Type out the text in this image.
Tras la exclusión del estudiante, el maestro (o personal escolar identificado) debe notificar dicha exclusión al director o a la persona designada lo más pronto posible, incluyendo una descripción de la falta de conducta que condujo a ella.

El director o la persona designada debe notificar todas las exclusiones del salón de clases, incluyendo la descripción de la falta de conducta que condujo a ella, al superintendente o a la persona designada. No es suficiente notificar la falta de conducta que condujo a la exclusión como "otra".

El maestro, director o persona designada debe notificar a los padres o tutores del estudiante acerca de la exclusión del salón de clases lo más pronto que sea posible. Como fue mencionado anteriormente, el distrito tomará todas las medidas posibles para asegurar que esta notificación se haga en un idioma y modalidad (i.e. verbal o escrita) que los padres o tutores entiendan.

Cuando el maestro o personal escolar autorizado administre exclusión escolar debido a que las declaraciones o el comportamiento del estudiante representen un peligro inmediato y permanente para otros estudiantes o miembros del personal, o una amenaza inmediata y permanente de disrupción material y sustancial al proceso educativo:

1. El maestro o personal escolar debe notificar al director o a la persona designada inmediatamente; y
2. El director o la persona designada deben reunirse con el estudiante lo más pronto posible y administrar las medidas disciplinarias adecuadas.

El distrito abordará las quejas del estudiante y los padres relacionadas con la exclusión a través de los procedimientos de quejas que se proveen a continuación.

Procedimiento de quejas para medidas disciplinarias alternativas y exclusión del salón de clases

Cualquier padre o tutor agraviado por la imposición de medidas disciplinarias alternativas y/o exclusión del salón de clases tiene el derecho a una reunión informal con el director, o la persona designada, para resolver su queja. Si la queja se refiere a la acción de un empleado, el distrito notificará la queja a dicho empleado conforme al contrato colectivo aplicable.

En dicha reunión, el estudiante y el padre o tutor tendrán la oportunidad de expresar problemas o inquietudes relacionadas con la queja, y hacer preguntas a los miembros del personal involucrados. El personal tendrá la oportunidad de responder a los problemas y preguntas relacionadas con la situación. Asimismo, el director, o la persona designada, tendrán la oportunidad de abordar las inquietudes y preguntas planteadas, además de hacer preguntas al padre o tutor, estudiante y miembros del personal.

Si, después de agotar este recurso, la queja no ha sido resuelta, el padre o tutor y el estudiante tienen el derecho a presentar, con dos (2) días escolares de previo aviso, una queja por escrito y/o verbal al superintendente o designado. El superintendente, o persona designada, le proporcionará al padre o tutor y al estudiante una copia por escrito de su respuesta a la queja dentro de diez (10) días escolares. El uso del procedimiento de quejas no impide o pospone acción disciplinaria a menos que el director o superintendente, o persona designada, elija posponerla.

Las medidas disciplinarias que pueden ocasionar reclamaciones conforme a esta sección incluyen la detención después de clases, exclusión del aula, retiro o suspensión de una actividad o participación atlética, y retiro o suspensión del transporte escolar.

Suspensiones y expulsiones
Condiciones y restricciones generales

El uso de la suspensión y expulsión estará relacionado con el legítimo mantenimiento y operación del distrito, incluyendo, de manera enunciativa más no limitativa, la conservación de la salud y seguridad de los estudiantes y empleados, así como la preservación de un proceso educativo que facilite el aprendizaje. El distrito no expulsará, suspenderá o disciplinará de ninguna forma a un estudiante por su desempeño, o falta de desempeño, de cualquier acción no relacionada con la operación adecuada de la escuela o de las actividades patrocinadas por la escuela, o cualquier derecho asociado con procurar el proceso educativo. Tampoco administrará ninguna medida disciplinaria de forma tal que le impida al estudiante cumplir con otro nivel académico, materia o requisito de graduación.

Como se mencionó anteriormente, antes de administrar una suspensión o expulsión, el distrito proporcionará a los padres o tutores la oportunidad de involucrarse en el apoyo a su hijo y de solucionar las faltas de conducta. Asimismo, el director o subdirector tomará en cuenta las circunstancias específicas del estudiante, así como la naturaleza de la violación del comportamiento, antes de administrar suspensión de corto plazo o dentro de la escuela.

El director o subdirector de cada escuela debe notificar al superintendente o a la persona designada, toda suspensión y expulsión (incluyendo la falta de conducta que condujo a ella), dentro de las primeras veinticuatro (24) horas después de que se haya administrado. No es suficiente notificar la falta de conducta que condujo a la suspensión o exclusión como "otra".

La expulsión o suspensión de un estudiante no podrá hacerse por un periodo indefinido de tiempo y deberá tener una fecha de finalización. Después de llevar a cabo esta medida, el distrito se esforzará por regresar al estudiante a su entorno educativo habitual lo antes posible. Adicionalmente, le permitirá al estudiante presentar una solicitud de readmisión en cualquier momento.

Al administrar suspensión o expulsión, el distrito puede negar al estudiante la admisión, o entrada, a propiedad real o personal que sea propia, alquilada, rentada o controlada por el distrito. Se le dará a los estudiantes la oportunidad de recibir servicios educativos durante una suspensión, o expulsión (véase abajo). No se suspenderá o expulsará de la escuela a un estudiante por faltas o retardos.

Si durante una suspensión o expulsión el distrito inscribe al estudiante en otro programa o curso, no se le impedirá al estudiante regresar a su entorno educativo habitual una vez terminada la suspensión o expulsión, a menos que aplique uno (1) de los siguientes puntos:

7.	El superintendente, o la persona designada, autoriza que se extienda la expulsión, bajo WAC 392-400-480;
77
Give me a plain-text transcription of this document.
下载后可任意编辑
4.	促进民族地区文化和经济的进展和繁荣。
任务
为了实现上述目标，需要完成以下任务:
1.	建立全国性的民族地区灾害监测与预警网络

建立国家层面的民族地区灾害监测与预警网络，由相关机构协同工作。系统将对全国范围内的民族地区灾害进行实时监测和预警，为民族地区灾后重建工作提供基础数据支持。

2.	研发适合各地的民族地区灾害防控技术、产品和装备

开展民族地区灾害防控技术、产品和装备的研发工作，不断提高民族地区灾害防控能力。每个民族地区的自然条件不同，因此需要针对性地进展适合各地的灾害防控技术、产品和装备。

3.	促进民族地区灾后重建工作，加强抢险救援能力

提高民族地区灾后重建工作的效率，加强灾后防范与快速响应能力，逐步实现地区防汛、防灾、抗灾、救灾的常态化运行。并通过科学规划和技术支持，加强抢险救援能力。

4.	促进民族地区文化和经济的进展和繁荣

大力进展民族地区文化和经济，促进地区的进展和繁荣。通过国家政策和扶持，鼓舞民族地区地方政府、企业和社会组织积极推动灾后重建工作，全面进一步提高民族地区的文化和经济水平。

AIM:
State how many lines of the records above contain "posible", with no words besides the number.

IN RESPONSE:
4